## Exercise description
Each line that follows is to be retyped exactly.

****

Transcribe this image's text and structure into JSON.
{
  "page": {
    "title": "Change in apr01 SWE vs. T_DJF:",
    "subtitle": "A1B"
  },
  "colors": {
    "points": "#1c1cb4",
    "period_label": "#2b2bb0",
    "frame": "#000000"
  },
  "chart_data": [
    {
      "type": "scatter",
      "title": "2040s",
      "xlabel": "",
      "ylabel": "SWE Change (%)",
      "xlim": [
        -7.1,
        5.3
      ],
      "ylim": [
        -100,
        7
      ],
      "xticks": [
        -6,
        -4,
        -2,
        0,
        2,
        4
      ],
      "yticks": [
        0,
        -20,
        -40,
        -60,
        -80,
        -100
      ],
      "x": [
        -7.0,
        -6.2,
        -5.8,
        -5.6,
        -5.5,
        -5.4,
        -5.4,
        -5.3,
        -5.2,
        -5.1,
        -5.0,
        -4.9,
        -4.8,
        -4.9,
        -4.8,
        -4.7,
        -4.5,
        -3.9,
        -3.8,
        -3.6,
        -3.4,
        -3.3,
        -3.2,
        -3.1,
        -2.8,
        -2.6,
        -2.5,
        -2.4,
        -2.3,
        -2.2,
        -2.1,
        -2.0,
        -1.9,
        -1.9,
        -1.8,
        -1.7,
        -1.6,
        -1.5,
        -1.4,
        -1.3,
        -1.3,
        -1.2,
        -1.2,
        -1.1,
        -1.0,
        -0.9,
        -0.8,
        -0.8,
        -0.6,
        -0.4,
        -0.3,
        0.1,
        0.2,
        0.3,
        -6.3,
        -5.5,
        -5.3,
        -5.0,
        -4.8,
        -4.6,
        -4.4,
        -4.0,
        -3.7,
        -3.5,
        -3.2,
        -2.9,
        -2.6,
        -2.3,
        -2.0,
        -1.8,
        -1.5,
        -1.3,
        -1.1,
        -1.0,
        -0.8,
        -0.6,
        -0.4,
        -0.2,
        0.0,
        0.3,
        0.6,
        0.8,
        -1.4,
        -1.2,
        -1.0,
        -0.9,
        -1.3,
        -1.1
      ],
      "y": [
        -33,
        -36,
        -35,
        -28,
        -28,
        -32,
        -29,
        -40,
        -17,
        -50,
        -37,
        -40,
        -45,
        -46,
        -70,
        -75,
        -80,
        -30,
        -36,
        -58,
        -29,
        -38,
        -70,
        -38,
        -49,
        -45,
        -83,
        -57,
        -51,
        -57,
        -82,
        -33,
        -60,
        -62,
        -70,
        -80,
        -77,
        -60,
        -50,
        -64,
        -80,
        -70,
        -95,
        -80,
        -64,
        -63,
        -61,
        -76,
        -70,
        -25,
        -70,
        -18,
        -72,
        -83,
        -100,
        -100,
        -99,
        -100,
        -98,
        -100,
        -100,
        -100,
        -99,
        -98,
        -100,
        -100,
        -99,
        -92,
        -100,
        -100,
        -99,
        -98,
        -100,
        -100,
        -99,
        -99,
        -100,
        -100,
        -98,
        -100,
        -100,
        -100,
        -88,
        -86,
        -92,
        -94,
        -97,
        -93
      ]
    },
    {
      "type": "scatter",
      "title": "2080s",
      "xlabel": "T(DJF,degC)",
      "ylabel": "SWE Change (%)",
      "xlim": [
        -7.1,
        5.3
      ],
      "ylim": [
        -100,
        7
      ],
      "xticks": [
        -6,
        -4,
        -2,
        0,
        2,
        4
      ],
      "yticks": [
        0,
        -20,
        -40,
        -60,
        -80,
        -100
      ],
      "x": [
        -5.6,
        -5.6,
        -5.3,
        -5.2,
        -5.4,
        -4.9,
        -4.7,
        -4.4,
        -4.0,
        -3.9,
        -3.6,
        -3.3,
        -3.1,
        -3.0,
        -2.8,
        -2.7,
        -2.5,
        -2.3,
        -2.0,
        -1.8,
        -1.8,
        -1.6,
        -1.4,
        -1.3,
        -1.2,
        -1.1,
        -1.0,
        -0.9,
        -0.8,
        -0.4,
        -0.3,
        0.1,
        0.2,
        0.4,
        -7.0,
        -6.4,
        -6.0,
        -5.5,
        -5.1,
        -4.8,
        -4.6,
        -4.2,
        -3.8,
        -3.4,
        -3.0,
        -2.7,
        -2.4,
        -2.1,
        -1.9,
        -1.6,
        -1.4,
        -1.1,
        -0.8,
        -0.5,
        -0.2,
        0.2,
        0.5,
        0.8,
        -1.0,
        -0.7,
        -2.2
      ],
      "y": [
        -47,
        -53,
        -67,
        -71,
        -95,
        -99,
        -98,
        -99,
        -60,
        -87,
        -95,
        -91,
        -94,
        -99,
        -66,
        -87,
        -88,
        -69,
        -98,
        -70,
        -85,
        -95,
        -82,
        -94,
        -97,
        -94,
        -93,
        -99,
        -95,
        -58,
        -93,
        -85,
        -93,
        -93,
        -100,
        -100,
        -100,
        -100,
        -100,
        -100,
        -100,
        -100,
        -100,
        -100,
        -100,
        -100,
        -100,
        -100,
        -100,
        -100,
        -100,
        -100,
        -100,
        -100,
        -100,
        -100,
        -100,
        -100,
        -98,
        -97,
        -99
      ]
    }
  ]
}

****

## Answer to the exercise
Transcribe this image's text and structure into JSON.
{
  "page": {
    "title": "Change in apr01 SWE vs. T_DJF:",
    "subtitle": "A1B"
  },
  "colors": {
    "points": "#1c1cb4",
    "period_label": "#2b2bb0",
    "frame": "#000000"
  },
  "chart_data": [
    {
      "type": "scatter",
      "title": "2040s",
      "xlabel": "",
      "ylabel": "SWE Change (%)",
      "xlim": [
        -7.1,
        5.3
      ],
      "ylim": [
        -100,
        7
      ],
      "xticks": [
        -6,
        -4,
        -2,
        0,
        2,
        4
      ],
      "yticks": [
        0,
        -20,
        -40,
        -60,
        -80,
        -100
      ],
      "x": [
        -7.0,
        -6.2,
        -5.8,
        -5.6,
        -5.5,
        -5.4,
        -5.4,
        -5.3,
        -5.2,
        -5.1,
        -5.0,
        -4.9,
        -4.8,
        -4.9,
        -4.8,
        -4.7,
        -4.5,
        -3.9,
        -3.8,
        -3.6,
        -3.4,
        -3.3,
        -3.2,
        -3.1,
        -2.8,
        -2.6,
        -2.5,
        -2.4,
        -2.3,
        -2.2,
        -2.1,
        -2.0,
        -1.9,
        -1.9,
        -1.8,
        -1.7,
        -1.6,
        -1.5,
        -1.4,
        -1.3,
        -1.3,
        -1.2,
        -1.2,
        -1.1,
        -1.0,
        -0.9,
        -0.8,
        -0.8,
        -0.6,
        -0.4,
        -0.3,
        0.1,
        0.2,
        0.3,
        -6.3,
        -5.5,
        -5.3,
        -5.0,
        -4.8,
        -4.6,
        -4.4,
        -4.0,
        -3.7,
        -3.5,
        -3.2,
        -2.9,
        -2.6,
        -2.3,
        -2.0,
        -1.8,
        -1.5,
        -1.3,
        -1.1,
        -1.0,
        -0.8,
        -0.6,
        -0.4,
        -0.2,
        0.0,
        0.3,
        0.6,
        0.8,
        -1.4,
        -1.2,
        -1.0,
        -0.9,
        -1.3,
        -1.1
      ],
      "y": [
        -33,
        -36,
        -35,
        -28,
        -28,
        -32,
        -29,
        -40,
        -17,
        -50,
        -37,
        -40,
        -45,
        -46,
        -70,
        -75,
        -80,
        -30,
        -36,
        -58,
        -29,
        -38,
        -70,
        -38,
        -49,
        -45,
        -83,
        -57,
        -51,
        -57,
        -82,
        -33,
        -60,
        -62,
        -70,
        -80,
        -77,
        -60,
        -50,
        -64,
        -80,
        -70,
        -95,
        -80,
        -64,
        -63,
        -61,
        -76,
        -70,
        -25,
        -70,
        -18,
        -72,
        -83,
        -100,
        -100,
        -99,
        -100,
        -98,
        -100,
        -100,
        -100,
        -99,
        -98,
        -100,
        -100,
        -99,
        -92,
        -100,
        -100,
        -99,
        -98,
        -100,
        -100,
        -99,
        -99,
        -100,
        -100,
        -98,
        -100,
        -100,
        -100,
        -88,
        -86,
        -92,
        -94,
        -97,
        -93
      ]
    },
    {
      "type": "scatter",
      "title": "2080s",
      "xlabel": "T(DJF,degC)",
      "ylabel": "SWE Change (%)",
      "xlim": [
        -7.1,
        5.3
      ],
      "ylim": [
        -100,
        7
      ],
      "xticks": [
        -6,
        -4,
        -2,
        0,
        2,
        4
      ],
      "yticks": [
        0,
        -20,
        -40,
        -60,
        -80,
        -100
      ],
      "x": [
        -5.6,
        -5.6,
        -5.3,
        -5.2,
        -5.4,
        -4.9,
        -4.7,
        -4.4,
        -4.0,
        -3.9,
        -3.6,
        -3.3,
        -3.1,
        -3.0,
        -2.8,
        -2.7,
        -2.5,
        -2.3,
        -2.0,
        -1.8,
        -1.8,
        -1.6,
        -1.4,
        -1.3,
        -1.2,
        -1.1,
        -1.0,
        -0.9,
        -0.8,
        -0.4,
        -0.3,
        0.1,
        0.2,
        0.4,
        -7.0,
        -6.4,
        -6.0,
        -5.5,
        -5.1,
        -4.8,
        -4.6,
        -4.2,
        -3.8,
        -3.4,
        -3.0,
        -2.7,
        -2.4,
        -2.1,
        -1.9,
        -1.6,
        -1.4,
        -1.1,
        -0.8,
        -0.5,
        -0.2,
        0.2,
        0.5,
        0.8,
        -1.0,
        -0.7,
        -2.2
      ],
      "y": [
        -47,
        -53,
        -67,
        -71,
        -95,
        -99,
        -98,
        -99,
        -60,
        -87,
        -95,
        -91,
        -94,
        -99,
        -66,
        -87,
        -88,
        -69,
        -98,
        -70,
        -85,
        -95,
        -82,
        -94,
        -97,
        -94,
        -93,
        -99,
        -95,
        -58,
        -93,
        -85,
        -93,
        -93,
        -100,
        -100,
        -100,
        -100,
        -100,
        -100,
        -100,
        -100,
        -100,
        -100,
        -100,
        -100,
        -100,
        -100,
        -100,
        -100,
        -100,
        -100,
        -100,
        -100,
        -100,
        -100,
        -100,
        -100,
        -98,
        -97,
        -99
      ]
    }
  ]
}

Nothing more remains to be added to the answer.